= Direction =
All entries should be output exactly as they stand.

(Extracted records)
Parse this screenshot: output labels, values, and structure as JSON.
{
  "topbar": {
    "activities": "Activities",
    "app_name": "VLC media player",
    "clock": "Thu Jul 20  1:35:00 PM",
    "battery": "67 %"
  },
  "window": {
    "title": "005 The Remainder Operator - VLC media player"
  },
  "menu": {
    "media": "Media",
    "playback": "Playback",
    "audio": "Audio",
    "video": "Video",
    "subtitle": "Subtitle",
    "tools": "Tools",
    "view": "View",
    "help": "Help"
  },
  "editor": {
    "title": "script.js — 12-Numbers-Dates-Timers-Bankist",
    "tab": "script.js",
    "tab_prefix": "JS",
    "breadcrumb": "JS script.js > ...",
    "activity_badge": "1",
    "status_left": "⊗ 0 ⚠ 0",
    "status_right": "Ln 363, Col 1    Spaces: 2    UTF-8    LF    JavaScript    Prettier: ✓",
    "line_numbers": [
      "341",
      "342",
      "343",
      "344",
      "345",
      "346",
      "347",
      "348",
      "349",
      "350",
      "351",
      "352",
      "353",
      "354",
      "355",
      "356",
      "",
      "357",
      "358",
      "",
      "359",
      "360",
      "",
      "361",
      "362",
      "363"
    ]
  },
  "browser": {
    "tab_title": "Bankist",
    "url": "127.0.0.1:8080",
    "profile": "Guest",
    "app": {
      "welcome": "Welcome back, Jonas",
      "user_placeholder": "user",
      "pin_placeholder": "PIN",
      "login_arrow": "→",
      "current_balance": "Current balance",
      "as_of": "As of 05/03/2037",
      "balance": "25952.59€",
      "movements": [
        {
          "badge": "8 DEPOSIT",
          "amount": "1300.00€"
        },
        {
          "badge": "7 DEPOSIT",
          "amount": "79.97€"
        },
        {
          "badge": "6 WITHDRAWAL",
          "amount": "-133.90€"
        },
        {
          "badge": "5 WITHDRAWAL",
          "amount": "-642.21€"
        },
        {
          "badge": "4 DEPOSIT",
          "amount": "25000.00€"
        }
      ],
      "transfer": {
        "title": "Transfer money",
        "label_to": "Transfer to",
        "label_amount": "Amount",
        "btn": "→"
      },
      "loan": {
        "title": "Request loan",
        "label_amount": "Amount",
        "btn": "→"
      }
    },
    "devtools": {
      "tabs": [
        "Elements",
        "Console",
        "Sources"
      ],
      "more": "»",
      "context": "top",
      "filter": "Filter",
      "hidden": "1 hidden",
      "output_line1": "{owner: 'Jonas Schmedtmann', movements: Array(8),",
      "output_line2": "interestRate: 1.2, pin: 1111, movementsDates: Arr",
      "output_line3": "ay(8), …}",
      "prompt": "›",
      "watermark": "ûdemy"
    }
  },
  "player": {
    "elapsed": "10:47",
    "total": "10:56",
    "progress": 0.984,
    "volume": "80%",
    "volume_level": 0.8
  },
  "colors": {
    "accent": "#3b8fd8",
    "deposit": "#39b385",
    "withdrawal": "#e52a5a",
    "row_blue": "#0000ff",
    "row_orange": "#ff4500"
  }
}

= Solution for this problem =
Parse this screenshot: output labels, values, and structure as JSON.
{
  "topbar": {
    "activities": "Activities",
    "app_name": "VLC media player",
    "clock": "Thu Jul 20  1:35:00 PM",
    "battery": "67 %"
  },
  "window": {
    "title": "005 The Remainder Operator - VLC media player"
  },
  "menu": {
    "media": "Media",
    "playback": "Playback",
    "audio": "Audio",
    "video": "Video",
    "subtitle": "Subtitle",
    "tools": "Tools",
    "view": "View",
    "help": "Help"
  },
  "editor": {
    "title": "script.js — 12-Numbers-Dates-Timers-Bankist",
    "tab": "script.js",
    "tab_prefix": "JS",
    "breadcrumb": "JS script.js > ...",
    "activity_badge": "1",
    "status_left": "⊗ 0 ⚠ 0",
    "status_right": "Ln 363, Col 1    Spaces: 2    UTF-8    LF    JavaScript    Prettier: ✓",
    "line_numbers": [
      "341",
      "342",
      "343",
      "344",
      "345",
      "346",
      "347",
      "348",
      "349",
      "350",
      "351",
      "352",
      "353",
      "354",
      "355",
      "356",
      "",
      "357",
      "358",
      "",
      "359",
      "360",
      "",
      "361",
      "362",
      "363"
    ]
  },
  "browser": {
    "tab_title": "Bankist",
    "url": "127.0.0.1:8080",
    "profile": "Guest",
    "app": {
      "welcome": "Welcome back, Jonas",
      "user_placeholder": "user",
      "pin_placeholder": "PIN",
      "login_arrow": "→",
      "current_balance": "Current balance",
      "as_of": "As of 05/03/2037",
      "balance": "25952.59€",
      "movements": [
        {
          "badge": "8 DEPOSIT",
          "amount": "1300.00€"
        },
        {
          "badge": "7 DEPOSIT",
          "amount": "79.97€"
        },
        {
          "badge": "6 WITHDRAWAL",
          "amount": "-133.90€"
        },
        {
          "badge": "5 WITHDRAWAL",
          "amount": "-642.21€"
        },
        {
          "badge": "4 DEPOSIT",
          "amount": "25000.00€"
        }
      ],
      "transfer": {
        "title": "Transfer money",
        "label_to": "Transfer to",
        "label_amount": "Amount",
        "btn": "→"
      },
      "loan": {
        "title": "Request loan",
        "label_amount": "Amount",
        "btn": "→"
      }
    },
    "devtools": {
      "tabs": [
        "Elements",
        "Console",
        "Sources"
      ],
      "more": "»",
      "context": "top",
      "filter": "Filter",
      "hidden": "1 hidden",
      "output_line1": "{owner: 'Jonas Schmedtmann', movements: Array(8),",
      "output_line2": "interestRate: 1.2, pin: 1111, movementsDates: Arr",
      "output_line3": "ay(8), …}",
      "prompt": "›",
      "watermark": "ûdemy"
    }
  },
  "player": {
    "elapsed": "10:47",
    "total": "10:56",
    "progress": 0.984,
    "volume": "80%",
    "volume_level": 0.8
  },
  "colors": {
    "accent": "#3b8fd8",
    "deposit": "#39b385",
    "withdrawal": "#e52a5a",
    "row_blue": "#0000ff",
    "row_orange": "#ff4500"
  }
}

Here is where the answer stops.